§ **Entries taken from a collection**:
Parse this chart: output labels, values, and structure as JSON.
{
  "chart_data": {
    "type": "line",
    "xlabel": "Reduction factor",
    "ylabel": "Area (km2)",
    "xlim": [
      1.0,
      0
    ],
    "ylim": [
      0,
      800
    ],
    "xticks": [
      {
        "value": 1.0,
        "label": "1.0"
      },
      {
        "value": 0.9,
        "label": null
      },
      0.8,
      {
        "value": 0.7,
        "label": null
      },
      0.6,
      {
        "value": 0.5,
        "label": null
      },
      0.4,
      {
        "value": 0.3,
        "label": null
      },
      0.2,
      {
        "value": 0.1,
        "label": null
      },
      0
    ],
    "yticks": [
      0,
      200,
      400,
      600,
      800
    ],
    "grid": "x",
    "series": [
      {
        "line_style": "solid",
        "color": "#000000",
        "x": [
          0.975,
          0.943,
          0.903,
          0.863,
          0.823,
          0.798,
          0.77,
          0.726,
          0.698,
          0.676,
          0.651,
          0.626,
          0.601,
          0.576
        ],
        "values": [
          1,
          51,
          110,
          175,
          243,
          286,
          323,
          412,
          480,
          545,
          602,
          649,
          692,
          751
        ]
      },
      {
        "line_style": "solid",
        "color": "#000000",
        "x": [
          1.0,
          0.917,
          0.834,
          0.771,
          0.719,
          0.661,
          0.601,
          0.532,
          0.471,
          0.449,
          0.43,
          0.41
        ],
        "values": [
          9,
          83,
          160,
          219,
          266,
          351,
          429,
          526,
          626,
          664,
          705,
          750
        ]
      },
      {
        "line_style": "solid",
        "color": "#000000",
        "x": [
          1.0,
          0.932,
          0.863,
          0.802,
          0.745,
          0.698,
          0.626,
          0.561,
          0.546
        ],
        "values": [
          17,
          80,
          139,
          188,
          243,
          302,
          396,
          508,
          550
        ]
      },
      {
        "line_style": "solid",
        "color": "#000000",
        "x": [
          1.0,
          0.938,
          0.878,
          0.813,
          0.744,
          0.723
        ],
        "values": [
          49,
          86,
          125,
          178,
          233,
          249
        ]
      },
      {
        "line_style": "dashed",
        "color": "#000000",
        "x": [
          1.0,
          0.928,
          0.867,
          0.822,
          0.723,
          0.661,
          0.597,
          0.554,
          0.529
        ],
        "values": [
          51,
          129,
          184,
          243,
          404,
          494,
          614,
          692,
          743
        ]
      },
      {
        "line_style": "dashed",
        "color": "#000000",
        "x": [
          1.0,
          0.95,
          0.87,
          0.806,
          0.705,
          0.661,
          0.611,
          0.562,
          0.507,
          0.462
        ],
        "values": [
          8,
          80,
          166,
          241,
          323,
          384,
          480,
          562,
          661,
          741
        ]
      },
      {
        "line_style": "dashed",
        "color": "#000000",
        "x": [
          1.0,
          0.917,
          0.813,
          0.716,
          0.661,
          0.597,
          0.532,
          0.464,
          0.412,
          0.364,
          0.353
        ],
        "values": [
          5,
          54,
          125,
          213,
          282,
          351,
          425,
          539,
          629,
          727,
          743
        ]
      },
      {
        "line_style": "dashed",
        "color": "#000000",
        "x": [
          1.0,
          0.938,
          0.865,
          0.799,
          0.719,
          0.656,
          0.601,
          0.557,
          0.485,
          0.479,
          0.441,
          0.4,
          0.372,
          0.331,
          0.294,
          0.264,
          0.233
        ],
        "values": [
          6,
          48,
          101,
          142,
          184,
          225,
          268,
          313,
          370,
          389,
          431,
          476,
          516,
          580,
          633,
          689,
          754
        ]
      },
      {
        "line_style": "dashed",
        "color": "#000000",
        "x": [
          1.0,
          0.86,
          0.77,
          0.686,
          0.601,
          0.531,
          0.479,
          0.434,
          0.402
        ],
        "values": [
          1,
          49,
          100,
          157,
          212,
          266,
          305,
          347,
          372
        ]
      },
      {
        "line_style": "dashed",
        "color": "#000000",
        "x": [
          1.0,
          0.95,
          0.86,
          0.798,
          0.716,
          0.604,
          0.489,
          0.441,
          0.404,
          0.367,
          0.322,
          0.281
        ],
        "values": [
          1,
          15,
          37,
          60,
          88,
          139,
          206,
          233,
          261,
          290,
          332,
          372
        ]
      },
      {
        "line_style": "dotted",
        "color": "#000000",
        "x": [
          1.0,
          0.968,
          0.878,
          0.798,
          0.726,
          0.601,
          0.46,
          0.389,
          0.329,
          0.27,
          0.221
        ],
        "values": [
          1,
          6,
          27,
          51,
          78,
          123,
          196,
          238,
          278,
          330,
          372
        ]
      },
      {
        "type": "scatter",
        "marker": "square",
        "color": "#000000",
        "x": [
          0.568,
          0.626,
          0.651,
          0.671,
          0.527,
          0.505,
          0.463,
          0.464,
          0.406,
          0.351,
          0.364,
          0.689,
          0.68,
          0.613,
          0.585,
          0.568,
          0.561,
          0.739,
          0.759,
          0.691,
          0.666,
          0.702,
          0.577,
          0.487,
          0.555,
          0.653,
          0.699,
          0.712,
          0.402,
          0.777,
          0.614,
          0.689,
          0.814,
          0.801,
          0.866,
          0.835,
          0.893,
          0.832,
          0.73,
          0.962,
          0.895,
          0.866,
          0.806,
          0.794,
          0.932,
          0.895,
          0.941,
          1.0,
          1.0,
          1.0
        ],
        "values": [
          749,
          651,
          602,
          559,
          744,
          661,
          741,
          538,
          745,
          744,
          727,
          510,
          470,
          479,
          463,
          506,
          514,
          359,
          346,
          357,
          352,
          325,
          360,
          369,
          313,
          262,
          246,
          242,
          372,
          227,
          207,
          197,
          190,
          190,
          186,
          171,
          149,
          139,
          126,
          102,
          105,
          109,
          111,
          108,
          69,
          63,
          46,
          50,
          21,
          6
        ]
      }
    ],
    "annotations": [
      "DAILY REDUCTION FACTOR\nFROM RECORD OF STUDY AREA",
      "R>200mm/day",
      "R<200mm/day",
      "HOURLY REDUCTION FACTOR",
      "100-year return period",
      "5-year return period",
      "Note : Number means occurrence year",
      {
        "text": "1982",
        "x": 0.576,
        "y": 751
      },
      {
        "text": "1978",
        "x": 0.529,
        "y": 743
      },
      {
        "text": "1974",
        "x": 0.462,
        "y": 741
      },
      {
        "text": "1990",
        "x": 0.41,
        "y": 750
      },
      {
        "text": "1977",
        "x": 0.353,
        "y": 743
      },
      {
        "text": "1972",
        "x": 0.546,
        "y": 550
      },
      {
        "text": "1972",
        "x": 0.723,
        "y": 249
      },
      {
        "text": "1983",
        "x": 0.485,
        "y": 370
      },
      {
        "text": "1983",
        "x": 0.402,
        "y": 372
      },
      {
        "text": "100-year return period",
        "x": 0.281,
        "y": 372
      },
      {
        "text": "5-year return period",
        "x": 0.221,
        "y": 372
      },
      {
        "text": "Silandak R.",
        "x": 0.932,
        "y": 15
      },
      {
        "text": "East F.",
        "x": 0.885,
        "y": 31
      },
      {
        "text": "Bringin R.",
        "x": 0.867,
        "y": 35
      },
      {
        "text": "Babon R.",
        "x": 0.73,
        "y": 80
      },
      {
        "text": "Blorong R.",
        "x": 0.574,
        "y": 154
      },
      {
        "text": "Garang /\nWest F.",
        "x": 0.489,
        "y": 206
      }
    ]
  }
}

§ **Directions for this task**: Tally the lines in these entries that have the string "year" in them, then answer with the count and nothing else.

§ **Solution for this task**: 5